## Start Supplied data

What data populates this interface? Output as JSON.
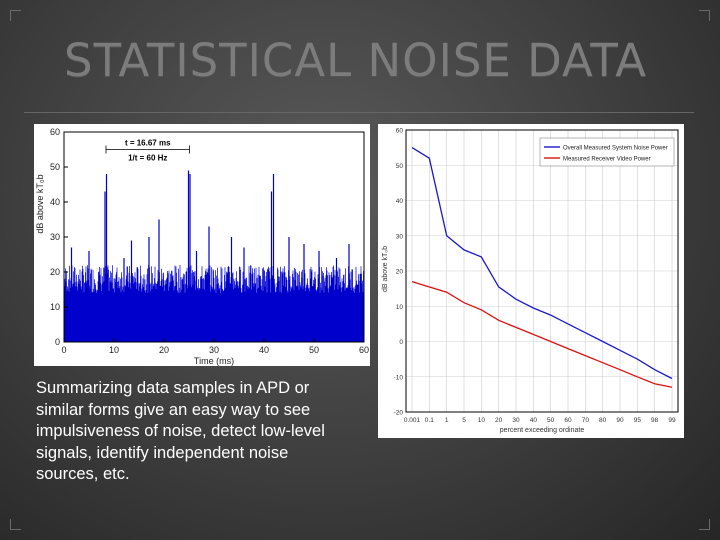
{
  "slide": {
    "title": "STATISTICAL NOISE DATA",
    "body": "Summarizing data samples in APD or similar forms give an easy way to see impulsiveness of noise, detect low-level signals, identify independent noise sources, etc."
  },
  "colors": {
    "signal_blue": "#0000cc",
    "series_red": "#dd1111",
    "background": "#3e3e3e",
    "title_gray": "#7c7c7c"
  },
  "chart_data": [
    {
      "type": "line",
      "xlabel": "Time (ms)",
      "ylabel": "dB above kT₀b",
      "xlim": [
        0,
        60
      ],
      "ylim": [
        0,
        60
      ],
      "xticks": [
        "0",
        "10",
        "20",
        "30",
        "40",
        "50",
        "60"
      ],
      "yticks": [
        "0",
        "10",
        "20",
        "30",
        "40",
        "50",
        "60"
      ],
      "grid": false,
      "annotations": [
        "t = 16.67 ms",
        "1/t = 60 Hz"
      ],
      "noise_floor": [
        8,
        20
      ],
      "spikes": {
        "x": [
          1.5,
          5,
          8.2,
          8.5,
          12,
          13.5,
          17,
          19,
          24.9,
          25.2,
          26.5,
          29,
          33.5,
          36,
          41.5,
          41.9,
          45,
          48,
          51,
          54.5,
          57
        ],
        "y": [
          27,
          26,
          43,
          48,
          24,
          29,
          30,
          35,
          49,
          48,
          26,
          33,
          30,
          27,
          43,
          48,
          30,
          28,
          26,
          24,
          28
        ]
      }
    },
    {
      "type": "line",
      "xlabel": "percent exceeding ordinate",
      "ylabel": "dB above kT₀b",
      "ylim": [
        -20,
        60
      ],
      "xticks": [
        "0.001",
        "0.1",
        "1",
        "5",
        "10",
        "20",
        "30",
        "40",
        "50",
        "60",
        "70",
        "80",
        "90",
        "95",
        "98",
        "99"
      ],
      "yticks": [
        "-20",
        "-10",
        "0",
        "10",
        "20",
        "30",
        "40",
        "50",
        "60"
      ],
      "grid": true,
      "legend_position": "top-right",
      "series": [
        {
          "name": "Overall Measured System Noise Power",
          "color": "#1a1acc",
          "x": [
            "0.001",
            "0.1",
            "1",
            "5",
            "10",
            "20",
            "30",
            "40",
            "50",
            "60",
            "70",
            "80",
            "90",
            "95",
            "98",
            "99"
          ],
          "values": [
            55,
            52,
            30,
            26,
            24,
            15.5,
            12,
            9.5,
            7.5,
            5,
            2.5,
            0,
            -2.5,
            -5,
            -8,
            -10.5
          ]
        },
        {
          "name": "Measured Receiver Video Power",
          "color": "#dd1111",
          "x": [
            "0.001",
            "1",
            "5",
            "10",
            "20",
            "30",
            "40",
            "50",
            "60",
            "70",
            "80",
            "90",
            "95",
            "98",
            "99"
          ],
          "values": [
            17,
            14,
            11,
            9,
            6,
            4,
            2,
            0,
            -2,
            -4,
            -6,
            -8,
            -10,
            -12,
            -13
          ]
        }
      ]
    }
  ]
}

## End Supplied data

Repeat the material above in full and exactly, apart from the pictures.

* _Answer for this exercise_
What data populates this interface? Output as JSON.
{
  "slide": {
    "title": "STATISTICAL NOISE DATA",
    "body": "Summarizing data samples in APD or similar forms give an easy way to see impulsiveness of noise, detect low-level signals, identify independent noise sources, etc."
  },
  "colors": {
    "signal_blue": "#0000cc",
    "series_red": "#dd1111",
    "background": "#3e3e3e",
    "title_gray": "#7c7c7c"
  },
  "chart_data": [
    {
      "type": "line",
      "xlabel": "Time (ms)",
      "ylabel": "dB above kT₀b",
      "xlim": [
        0,
        60
      ],
      "ylim": [
        0,
        60
      ],
      "xticks": [
        "0",
        "10",
        "20",
        "30",
        "40",
        "50",
        "60"
      ],
      "yticks": [
        "0",
        "10",
        "20",
        "30",
        "40",
        "50",
        "60"
      ],
      "grid": false,
      "annotations": [
        "t = 16.67 ms",
        "1/t = 60 Hz"
      ],
      "noise_floor": [
        8,
        20
      ],
      "spikes": {
        "x": [
          1.5,
          5,
          8.2,
          8.5,
          12,
          13.5,
          17,
          19,
          24.9,
          25.2,
          26.5,
          29,
          33.5,
          36,
          41.5,
          41.9,
          45,
          48,
          51,
          54.5,
          57
        ],
        "y": [
          27,
          26,
          43,
          48,
          24,
          29,
          30,
          35,
          49,
          48,
          26,
          33,
          30,
          27,
          43,
          48,
          30,
          28,
          26,
          24,
          28
        ]
      }
    },
    {
      "type": "line",
      "xlabel": "percent exceeding ordinate",
      "ylabel": "dB above kT₀b",
      "ylim": [
        -20,
        60
      ],
      "xticks": [
        "0.001",
        "0.1",
        "1",
        "5",
        "10",
        "20",
        "30",
        "40",
        "50",
        "60",
        "70",
        "80",
        "90",
        "95",
        "98",
        "99"
      ],
      "yticks": [
        "-20",
        "-10",
        "0",
        "10",
        "20",
        "30",
        "40",
        "50",
        "60"
      ],
      "grid": true,
      "legend_position": "top-right",
      "series": [
        {
          "name": "Overall Measured System Noise Power",
          "color": "#1a1acc",
          "x": [
            "0.001",
            "0.1",
            "1",
            "5",
            "10",
            "20",
            "30",
            "40",
            "50",
            "60",
            "70",
            "80",
            "90",
            "95",
            "98",
            "99"
          ],
          "values": [
            55,
            52,
            30,
            26,
            24,
            15.5,
            12,
            9.5,
            7.5,
            5,
            2.5,
            0,
            -2.5,
            -5,
            -8,
            -10.5
          ]
        },
        {
          "name": "Measured Receiver Video Power",
          "color": "#dd1111",
          "x": [
            "0.001",
            "1",
            "5",
            "10",
            "20",
            "30",
            "40",
            "50",
            "60",
            "70",
            "80",
            "90",
            "95",
            "98",
            "99"
          ],
          "values": [
            17,
            14,
            11,
            9,
            6,
            4,
            2,
            0,
            -2,
            -4,
            -6,
            -8,
            -10,
            -12,
            -13
          ]
        }
      ]
    }
  ]
}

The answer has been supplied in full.